> Set exercise:
Find the number of lines containing the string "область" in the data. Answer with the number by itself.

> Record excerpts:
========================================================================
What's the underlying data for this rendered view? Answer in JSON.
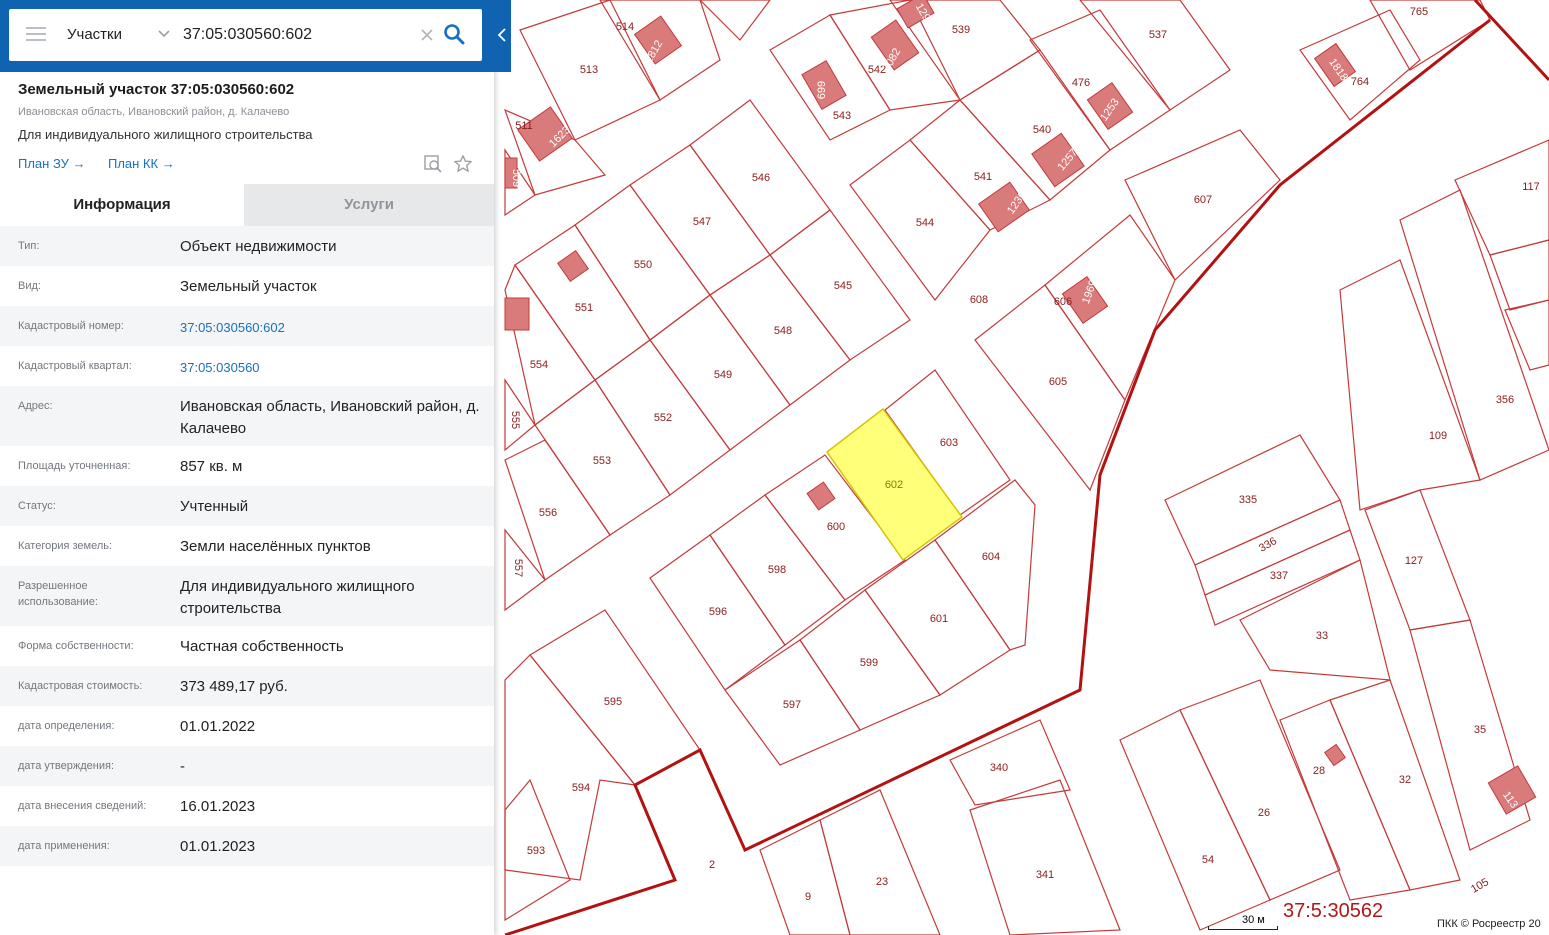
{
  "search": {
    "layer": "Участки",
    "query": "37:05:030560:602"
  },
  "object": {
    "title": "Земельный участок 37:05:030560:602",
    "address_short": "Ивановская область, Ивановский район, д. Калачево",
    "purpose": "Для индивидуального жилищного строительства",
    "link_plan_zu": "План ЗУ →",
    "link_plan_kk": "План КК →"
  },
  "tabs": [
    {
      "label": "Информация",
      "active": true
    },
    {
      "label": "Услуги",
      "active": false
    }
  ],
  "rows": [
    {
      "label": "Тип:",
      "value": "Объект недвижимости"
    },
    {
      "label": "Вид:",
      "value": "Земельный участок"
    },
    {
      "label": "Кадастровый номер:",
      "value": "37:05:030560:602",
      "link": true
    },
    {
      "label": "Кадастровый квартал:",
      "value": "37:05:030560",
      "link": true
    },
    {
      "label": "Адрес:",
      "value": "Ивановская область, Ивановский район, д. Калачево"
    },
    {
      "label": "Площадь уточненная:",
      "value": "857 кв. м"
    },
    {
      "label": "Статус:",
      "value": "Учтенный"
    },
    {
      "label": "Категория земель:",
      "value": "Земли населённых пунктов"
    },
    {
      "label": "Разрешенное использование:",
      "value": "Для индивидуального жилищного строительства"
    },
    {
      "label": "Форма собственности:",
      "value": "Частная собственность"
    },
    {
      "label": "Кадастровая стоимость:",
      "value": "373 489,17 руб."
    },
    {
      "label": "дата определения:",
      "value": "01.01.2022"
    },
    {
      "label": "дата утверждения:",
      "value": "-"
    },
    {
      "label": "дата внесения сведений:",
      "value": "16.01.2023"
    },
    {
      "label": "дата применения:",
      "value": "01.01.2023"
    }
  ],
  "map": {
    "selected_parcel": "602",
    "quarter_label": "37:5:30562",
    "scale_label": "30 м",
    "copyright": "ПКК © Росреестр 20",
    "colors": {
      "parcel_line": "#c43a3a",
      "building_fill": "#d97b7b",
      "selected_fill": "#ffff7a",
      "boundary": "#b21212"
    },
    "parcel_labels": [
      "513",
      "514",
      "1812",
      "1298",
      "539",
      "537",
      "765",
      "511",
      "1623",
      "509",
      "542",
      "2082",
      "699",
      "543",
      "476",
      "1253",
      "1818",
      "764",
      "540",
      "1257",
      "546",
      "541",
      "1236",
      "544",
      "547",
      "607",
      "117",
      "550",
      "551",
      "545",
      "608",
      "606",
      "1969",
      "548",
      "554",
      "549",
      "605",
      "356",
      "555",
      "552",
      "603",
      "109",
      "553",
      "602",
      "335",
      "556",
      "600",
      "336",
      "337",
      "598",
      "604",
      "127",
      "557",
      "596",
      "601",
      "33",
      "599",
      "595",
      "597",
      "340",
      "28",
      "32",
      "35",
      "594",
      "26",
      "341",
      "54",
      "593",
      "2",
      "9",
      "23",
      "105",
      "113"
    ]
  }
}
========================================================================
> Problem solution:
2